▶ **Required task**: Reproduce all entries precisely as they are written.

Records from a data collection:
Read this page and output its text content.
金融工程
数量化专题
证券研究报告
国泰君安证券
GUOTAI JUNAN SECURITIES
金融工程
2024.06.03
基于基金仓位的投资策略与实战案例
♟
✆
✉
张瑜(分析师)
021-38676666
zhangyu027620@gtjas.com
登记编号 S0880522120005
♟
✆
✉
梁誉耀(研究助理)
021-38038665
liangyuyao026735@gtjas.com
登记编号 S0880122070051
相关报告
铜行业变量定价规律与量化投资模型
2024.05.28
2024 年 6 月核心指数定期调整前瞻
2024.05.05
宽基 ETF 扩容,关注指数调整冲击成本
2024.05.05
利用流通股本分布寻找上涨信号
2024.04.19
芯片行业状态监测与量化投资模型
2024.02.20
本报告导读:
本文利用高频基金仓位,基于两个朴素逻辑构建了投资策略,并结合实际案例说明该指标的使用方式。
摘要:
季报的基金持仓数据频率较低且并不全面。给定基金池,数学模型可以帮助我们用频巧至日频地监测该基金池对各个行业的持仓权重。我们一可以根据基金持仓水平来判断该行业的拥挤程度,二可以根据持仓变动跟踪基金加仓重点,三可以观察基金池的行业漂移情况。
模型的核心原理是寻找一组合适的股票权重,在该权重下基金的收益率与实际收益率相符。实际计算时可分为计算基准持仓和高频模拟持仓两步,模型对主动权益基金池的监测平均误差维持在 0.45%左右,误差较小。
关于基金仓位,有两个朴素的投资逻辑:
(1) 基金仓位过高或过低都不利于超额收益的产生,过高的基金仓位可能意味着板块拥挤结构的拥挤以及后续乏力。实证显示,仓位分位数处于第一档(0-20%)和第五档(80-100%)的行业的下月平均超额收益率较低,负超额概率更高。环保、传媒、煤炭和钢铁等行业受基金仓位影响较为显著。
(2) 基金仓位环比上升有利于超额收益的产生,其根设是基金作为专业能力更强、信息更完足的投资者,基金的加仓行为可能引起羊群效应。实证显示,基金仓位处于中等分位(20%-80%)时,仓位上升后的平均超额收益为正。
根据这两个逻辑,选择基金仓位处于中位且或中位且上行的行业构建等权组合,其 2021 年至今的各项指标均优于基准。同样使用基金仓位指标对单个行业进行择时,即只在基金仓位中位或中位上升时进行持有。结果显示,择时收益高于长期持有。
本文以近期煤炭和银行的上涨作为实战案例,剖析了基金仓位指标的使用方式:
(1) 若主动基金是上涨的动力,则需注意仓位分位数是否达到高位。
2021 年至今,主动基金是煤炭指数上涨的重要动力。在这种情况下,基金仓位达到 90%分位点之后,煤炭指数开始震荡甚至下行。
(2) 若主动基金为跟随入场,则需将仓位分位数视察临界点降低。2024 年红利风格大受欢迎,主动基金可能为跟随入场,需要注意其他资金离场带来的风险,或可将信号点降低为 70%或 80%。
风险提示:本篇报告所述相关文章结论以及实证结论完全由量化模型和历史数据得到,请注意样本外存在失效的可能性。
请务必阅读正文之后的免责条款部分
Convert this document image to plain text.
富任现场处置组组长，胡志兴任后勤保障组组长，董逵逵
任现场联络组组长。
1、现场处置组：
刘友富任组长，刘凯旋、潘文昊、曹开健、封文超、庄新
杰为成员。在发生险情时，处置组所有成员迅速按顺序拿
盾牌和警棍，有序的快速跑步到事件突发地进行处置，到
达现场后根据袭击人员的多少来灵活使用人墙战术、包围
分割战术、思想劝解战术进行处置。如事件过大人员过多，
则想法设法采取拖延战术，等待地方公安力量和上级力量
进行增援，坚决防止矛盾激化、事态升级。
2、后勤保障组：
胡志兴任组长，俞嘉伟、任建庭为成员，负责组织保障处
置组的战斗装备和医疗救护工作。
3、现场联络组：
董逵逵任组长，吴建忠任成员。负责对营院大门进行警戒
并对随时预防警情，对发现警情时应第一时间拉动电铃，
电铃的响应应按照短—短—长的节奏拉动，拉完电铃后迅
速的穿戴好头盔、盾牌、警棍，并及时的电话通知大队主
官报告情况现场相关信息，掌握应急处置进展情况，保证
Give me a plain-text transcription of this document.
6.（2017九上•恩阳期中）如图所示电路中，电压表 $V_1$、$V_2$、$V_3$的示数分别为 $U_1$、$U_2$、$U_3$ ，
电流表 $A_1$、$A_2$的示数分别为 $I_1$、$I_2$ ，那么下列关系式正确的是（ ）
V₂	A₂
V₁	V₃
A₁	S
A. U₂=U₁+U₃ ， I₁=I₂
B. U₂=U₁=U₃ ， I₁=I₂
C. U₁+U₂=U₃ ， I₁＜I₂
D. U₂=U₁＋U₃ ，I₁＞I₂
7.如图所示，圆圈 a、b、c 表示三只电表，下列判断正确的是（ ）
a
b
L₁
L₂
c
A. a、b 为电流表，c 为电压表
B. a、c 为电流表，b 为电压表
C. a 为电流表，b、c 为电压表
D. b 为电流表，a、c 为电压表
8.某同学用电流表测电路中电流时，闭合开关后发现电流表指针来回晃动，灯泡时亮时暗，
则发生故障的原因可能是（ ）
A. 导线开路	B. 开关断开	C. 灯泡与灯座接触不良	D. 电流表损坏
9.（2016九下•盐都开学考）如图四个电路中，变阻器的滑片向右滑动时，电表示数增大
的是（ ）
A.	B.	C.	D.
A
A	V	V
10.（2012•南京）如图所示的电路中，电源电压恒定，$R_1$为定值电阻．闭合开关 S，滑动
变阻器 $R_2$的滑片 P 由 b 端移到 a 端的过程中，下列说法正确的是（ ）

▶ **Solution for this task**:
Read this page and output its text content.
金融工程
数量化专题
证券研究报告
国泰君安证券
GUOTAI JUNAN SECURITIES
金融工程
2024.06.03
基于基金仓位的投资策略与实战案例
♟
✆
✉
张瑜(分析师)
021-38676666
zhangyu027620@gtjas.com
登记编号 S0880522120005
♟
✆
✉
梁誉耀(研究助理)
021-38038665
liangyuyao026735@gtjas.com
登记编号 S0880122070051
相关报告
铜行业变量定价规律与量化投资模型
2024.05.28
2024 年 6 月核心指数定期调整前瞻
2024.05.05
宽基 ETF 扩容,关注指数调整冲击成本
2024.05.05
利用流通股本分布寻找上涨信号
2024.04.19
芯片行业状态监测与量化投资模型
2024.02.20
本报告导读:
本文利用高频基金仓位,基于两个朴素逻辑构建了投资策略,并结合实际案例说明该指标的使用方式。
摘要:
季报的基金持仓数据频率较低且并不全面。给定基金池,数学模型可以帮助我们用频巧至日频地监测该基金池对各个行业的持仓权重。我们一可以根据基金持仓水平来判断该行业的拥挤程度,二可以根据持仓变动跟踪基金加仓重点,三可以观察基金池的行业漂移情况。
模型的核心原理是寻找一组合适的股票权重,在该权重下基金的收益率与实际收益率相符。实际计算时可分为计算基准持仓和高频模拟持仓两步,模型对主动权益基金池的监测平均误差维持在 0.45%左右,误差较小。
关于基金仓位,有两个朴素的投资逻辑:
(1) 基金仓位过高或过低都不利于超额收益的产生,过高的基金仓位可能意味着板块拥挤结构的拥挤以及后续乏力。实证显示,仓位分位数处于第一档(0-20%)和第五档(80-100%)的行业的下月平均超额收益率较低,负超额概率更高。环保、传媒、煤炭和钢铁等行业受基金仓位影响较为显著。
(2) 基金仓位环比上升有利于超额收益的产生,其根设是基金作为专业能力更强、信息更完足的投资者,基金的加仓行为可能引起羊群效应。实证显示,基金仓位处于中等分位(20%-80%)时,仓位上升后的平均超额收益为正。
根据这两个逻辑,选择基金仓位处于中位且或中位且上行的行业构建等权组合,其 2021 年至今的各项指标均优于基准。同样使用基金仓位指标对单个行业进行择时,即只在基金仓位中位或中位上升时进行持有。结果显示,择时收益高于长期持有。
本文以近期煤炭和银行的上涨作为实战案例,剖析了基金仓位指标的使用方式:
(1) 若主动基金是上涨的动力,则需注意仓位分位数是否达到高位。
2021 年至今,主动基金是煤炭指数上涨的重要动力。在这种情况下,基金仓位达到 90%分位点之后,煤炭指数开始震荡甚至下行。
(2) 若主动基金为跟随入场,则需将仓位分位数视察临界点降低。2024 年红利风格大受欢迎,主动基金可能为跟随入场,需要注意其他资金离场带来的风险,或可将信号点降低为 70%或 80%。
风险提示:本篇报告所述相关文章结论以及实证结论完全由量化模型和历史数据得到,请注意样本外存在失效的可能性。
请务必阅读正文之后的免责条款部分
Convert this document image to plain text.
富任现场处置组组长，胡志兴任后勤保障组组长，董逵逵
任现场联络组组长。
1、现场处置组：
刘友富任组长，刘凯旋、潘文昊、曹开健、封文超、庄新
杰为成员。在发生险情时，处置组所有成员迅速按顺序拿
盾牌和警棍，有序的快速跑步到事件突发地进行处置，到
达现场后根据袭击人员的多少来灵活使用人墙战术、包围
分割战术、思想劝解战术进行处置。如事件过大人员过多，
则想法设法采取拖延战术，等待地方公安力量和上级力量
进行增援，坚决防止矛盾激化、事态升级。
2、后勤保障组：
胡志兴任组长，俞嘉伟、任建庭为成员，负责组织保障处
置组的战斗装备和医疗救护工作。
3、现场联络组：
董逵逵任组长，吴建忠任成员。负责对营院大门进行警戒
并对随时预防警情，对发现警情时应第一时间拉动电铃，
电铃的响应应按照短—短—长的节奏拉动，拉完电铃后迅
速的穿戴好头盔、盾牌、警棍，并及时的电话通知大队主
官报告情况现场相关信息，掌握应急处置进展情况，保证
Give me a plain-text transcription of this document.
6.（2017九上•恩阳期中）如图所示电路中，电压表 $V_1$、$V_2$、$V_3$的示数分别为 $U_1$、$U_2$、$U_3$ ，
电流表 $A_1$、$A_2$的示数分别为 $I_1$、$I_2$ ，那么下列关系式正确的是（ ）
V₂	A₂
V₁	V₃
A₁	S
A. U₂=U₁+U₃ ， I₁=I₂
B. U₂=U₁=U₃ ， I₁=I₂
C. U₁+U₂=U₃ ， I₁＜I₂
D. U₂=U₁＋U₃ ，I₁＞I₂
7.如图所示，圆圈 a、b、c 表示三只电表，下列判断正确的是（ ）
a
b
L₁
L₂
c
A. a、b 为电流表，c 为电压表
B. a、c 为电流表，b 为电压表
C. a 为电流表，b、c 为电压表
D. b 为电流表，a、c 为电压表
8.某同学用电流表测电路中电流时，闭合开关后发现电流表指针来回晃动，灯泡时亮时暗，
则发生故障的原因可能是（ ）
A. 导线开路	B. 开关断开	C. 灯泡与灯座接触不良	D. 电流表损坏
9.（2016九下•盐都开学考）如图四个电路中，变阻器的滑片向右滑动时，电表示数增大
的是（ ）
A.	B.	C.	D.
A
A	V	V
10.（2012•南京）如图所示的电路中，电源电压恒定，$R_1$为定值电阻．闭合开关 S，滑动
变阻器 $R_2$的滑片 P 由 b 端移到 a 端的过程中，下列说法正确的是（ ）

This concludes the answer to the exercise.